→ THE PROBLEM
Read the lines below. Copy out any that hold the string "Sucrose".

→ RECORDS FOR THIS EXERCISE
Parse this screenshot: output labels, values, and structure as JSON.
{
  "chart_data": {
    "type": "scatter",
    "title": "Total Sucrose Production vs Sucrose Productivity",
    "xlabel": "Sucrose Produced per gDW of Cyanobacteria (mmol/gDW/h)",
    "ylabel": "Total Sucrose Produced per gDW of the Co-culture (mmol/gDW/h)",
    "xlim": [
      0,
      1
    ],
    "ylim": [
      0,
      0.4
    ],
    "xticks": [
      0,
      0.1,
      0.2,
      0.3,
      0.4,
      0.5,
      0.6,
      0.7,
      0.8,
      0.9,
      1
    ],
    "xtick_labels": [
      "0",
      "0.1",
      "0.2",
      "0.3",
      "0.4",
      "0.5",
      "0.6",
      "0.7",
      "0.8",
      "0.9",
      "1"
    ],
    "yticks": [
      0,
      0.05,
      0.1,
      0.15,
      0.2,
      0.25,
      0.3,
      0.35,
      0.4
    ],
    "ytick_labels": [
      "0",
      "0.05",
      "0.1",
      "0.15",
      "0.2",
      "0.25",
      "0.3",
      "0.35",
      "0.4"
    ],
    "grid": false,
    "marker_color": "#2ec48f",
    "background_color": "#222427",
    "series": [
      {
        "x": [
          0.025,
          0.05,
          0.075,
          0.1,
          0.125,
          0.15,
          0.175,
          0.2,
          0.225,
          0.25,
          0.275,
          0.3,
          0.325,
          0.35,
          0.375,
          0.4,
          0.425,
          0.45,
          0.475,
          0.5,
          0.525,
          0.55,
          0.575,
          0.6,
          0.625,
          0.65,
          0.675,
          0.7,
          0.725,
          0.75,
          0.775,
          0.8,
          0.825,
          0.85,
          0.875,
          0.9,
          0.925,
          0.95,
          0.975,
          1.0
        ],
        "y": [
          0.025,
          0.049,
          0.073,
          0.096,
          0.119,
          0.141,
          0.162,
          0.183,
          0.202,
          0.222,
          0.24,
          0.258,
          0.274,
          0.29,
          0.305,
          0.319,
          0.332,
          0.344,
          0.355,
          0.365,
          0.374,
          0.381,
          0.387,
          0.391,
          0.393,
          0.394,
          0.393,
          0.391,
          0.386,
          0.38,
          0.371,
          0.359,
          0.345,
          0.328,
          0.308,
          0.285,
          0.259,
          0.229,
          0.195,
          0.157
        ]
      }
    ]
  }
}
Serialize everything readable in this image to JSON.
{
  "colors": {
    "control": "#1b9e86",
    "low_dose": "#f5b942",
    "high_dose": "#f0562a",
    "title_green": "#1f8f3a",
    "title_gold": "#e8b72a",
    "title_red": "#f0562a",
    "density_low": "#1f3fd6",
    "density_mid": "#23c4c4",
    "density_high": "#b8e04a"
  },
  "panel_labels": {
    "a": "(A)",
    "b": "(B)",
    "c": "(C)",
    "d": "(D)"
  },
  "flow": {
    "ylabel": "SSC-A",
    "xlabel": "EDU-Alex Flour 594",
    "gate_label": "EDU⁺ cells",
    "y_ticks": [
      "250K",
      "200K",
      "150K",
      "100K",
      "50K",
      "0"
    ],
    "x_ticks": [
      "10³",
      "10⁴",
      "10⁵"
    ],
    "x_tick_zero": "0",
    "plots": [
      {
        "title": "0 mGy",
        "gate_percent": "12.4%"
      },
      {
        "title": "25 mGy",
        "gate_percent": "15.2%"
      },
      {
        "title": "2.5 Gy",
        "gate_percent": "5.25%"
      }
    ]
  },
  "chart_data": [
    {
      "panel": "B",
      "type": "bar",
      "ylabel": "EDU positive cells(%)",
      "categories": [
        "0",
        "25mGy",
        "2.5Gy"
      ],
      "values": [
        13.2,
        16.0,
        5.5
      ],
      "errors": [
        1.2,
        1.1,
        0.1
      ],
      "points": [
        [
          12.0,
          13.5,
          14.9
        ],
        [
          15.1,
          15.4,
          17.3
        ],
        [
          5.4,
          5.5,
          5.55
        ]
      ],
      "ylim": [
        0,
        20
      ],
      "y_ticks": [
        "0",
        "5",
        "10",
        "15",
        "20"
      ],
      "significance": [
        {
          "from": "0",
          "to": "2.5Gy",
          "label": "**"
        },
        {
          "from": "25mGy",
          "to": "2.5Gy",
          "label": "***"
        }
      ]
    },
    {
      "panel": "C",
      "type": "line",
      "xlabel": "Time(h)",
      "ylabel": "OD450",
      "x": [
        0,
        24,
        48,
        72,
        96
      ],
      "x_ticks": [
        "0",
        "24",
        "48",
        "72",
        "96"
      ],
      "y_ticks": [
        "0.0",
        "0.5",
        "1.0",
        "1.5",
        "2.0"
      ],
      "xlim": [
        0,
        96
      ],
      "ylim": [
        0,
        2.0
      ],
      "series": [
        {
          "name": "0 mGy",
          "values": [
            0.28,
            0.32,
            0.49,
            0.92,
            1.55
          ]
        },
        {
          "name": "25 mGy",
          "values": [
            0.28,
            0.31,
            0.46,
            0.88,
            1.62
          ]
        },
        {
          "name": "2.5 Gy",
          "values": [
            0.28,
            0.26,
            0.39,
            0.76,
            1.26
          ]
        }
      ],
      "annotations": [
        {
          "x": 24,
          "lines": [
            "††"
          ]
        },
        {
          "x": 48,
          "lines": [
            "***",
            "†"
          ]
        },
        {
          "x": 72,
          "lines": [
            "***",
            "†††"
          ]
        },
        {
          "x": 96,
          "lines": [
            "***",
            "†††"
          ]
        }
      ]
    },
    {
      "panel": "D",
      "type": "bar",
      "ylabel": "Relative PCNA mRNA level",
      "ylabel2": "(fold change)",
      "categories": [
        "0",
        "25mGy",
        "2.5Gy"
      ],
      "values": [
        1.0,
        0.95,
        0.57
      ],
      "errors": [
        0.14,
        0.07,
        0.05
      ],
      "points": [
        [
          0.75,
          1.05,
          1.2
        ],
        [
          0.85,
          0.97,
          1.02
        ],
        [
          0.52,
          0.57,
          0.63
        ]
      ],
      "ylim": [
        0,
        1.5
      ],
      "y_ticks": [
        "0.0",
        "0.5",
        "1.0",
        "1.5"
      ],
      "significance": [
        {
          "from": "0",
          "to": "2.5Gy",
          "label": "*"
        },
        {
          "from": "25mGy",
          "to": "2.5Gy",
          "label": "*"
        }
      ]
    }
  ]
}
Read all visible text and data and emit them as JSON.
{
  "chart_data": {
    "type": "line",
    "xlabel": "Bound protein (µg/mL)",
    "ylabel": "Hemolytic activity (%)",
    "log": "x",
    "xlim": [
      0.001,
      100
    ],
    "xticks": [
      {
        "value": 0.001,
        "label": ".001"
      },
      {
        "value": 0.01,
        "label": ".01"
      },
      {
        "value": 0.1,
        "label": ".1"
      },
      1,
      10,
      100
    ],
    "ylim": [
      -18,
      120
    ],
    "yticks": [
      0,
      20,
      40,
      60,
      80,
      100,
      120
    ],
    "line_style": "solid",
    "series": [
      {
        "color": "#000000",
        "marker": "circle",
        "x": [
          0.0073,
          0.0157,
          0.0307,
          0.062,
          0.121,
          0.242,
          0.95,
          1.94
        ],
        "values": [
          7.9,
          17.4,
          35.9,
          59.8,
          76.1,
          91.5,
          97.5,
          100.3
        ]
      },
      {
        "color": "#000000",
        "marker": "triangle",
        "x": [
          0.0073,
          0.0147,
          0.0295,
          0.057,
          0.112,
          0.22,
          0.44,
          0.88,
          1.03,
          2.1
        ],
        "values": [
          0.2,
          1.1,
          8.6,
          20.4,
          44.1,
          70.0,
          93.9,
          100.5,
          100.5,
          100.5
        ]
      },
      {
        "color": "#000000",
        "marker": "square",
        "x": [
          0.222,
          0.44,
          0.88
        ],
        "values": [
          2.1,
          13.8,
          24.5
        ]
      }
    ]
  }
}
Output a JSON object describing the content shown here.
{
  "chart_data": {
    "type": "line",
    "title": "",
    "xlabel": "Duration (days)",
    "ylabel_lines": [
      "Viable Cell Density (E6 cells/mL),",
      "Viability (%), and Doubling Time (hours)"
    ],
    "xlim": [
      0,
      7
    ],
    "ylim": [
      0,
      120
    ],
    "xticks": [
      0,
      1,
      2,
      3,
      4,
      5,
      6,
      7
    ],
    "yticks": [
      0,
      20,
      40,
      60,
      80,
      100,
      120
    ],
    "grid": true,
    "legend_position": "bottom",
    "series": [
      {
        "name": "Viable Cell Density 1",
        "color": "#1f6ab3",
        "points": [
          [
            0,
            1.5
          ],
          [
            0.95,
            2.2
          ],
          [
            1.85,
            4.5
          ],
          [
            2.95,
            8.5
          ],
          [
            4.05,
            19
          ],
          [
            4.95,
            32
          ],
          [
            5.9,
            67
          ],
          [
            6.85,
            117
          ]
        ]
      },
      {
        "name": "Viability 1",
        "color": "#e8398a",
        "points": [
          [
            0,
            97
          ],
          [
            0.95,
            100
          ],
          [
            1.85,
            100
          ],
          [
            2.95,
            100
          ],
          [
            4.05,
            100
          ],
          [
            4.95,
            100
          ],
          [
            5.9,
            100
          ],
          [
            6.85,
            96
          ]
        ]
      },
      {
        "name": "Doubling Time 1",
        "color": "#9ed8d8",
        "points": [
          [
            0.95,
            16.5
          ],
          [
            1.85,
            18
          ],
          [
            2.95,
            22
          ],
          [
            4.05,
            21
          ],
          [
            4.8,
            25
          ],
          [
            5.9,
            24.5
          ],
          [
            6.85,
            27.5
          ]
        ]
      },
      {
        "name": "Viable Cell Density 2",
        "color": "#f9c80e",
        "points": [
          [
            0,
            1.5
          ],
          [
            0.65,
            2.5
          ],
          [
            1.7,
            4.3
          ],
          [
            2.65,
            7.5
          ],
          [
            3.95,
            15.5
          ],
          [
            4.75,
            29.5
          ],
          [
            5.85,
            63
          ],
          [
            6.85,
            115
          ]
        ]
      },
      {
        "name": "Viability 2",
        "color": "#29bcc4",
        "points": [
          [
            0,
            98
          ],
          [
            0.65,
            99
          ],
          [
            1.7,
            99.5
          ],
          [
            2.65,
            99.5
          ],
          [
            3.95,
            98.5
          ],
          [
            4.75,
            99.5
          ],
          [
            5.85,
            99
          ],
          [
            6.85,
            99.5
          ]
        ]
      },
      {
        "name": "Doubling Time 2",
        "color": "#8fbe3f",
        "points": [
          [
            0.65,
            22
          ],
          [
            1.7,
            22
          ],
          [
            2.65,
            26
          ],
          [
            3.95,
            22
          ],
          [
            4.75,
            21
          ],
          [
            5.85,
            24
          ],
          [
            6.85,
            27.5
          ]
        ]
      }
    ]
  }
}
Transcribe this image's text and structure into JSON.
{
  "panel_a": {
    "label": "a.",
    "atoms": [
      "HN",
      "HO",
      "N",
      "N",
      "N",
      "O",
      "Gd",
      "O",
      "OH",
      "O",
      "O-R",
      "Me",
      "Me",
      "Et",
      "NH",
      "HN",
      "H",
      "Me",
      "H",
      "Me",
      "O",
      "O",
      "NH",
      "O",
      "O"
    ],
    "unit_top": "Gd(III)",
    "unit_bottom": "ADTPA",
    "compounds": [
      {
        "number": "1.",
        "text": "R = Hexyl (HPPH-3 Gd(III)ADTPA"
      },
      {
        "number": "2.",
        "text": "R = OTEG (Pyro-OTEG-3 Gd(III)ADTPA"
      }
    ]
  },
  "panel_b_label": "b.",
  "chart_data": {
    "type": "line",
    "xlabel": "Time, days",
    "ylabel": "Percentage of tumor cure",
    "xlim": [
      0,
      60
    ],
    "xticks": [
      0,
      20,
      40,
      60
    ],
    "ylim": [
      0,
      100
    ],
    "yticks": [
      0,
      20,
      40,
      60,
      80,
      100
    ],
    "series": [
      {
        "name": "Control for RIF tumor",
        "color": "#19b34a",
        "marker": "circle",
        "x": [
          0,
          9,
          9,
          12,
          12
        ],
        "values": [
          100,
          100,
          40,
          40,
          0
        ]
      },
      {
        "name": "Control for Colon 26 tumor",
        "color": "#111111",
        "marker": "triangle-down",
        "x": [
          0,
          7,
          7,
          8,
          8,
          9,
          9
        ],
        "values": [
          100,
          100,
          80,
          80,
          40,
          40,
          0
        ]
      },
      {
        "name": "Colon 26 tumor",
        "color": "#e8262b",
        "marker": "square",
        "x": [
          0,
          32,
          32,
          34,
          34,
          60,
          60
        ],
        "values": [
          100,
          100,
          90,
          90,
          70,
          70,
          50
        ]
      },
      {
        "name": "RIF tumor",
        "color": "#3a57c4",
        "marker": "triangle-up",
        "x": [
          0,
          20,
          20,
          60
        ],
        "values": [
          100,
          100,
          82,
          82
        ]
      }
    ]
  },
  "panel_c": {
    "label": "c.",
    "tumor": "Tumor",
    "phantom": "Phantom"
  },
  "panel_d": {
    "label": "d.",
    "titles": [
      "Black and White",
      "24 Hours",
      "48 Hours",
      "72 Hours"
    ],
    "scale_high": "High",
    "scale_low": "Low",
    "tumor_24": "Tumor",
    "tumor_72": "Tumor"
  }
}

→ RESULT FOR THIS TASK
    "title": "Total Sucrose Production vs Sucrose Productivity",
    "xlabel": "Sucrose Produced per gDW of Cyanobacteria (mmol/gDW/h)",
    "ylabel": "Total Sucrose Produced per gDW of the Co-culture (mmol/gDW/h)",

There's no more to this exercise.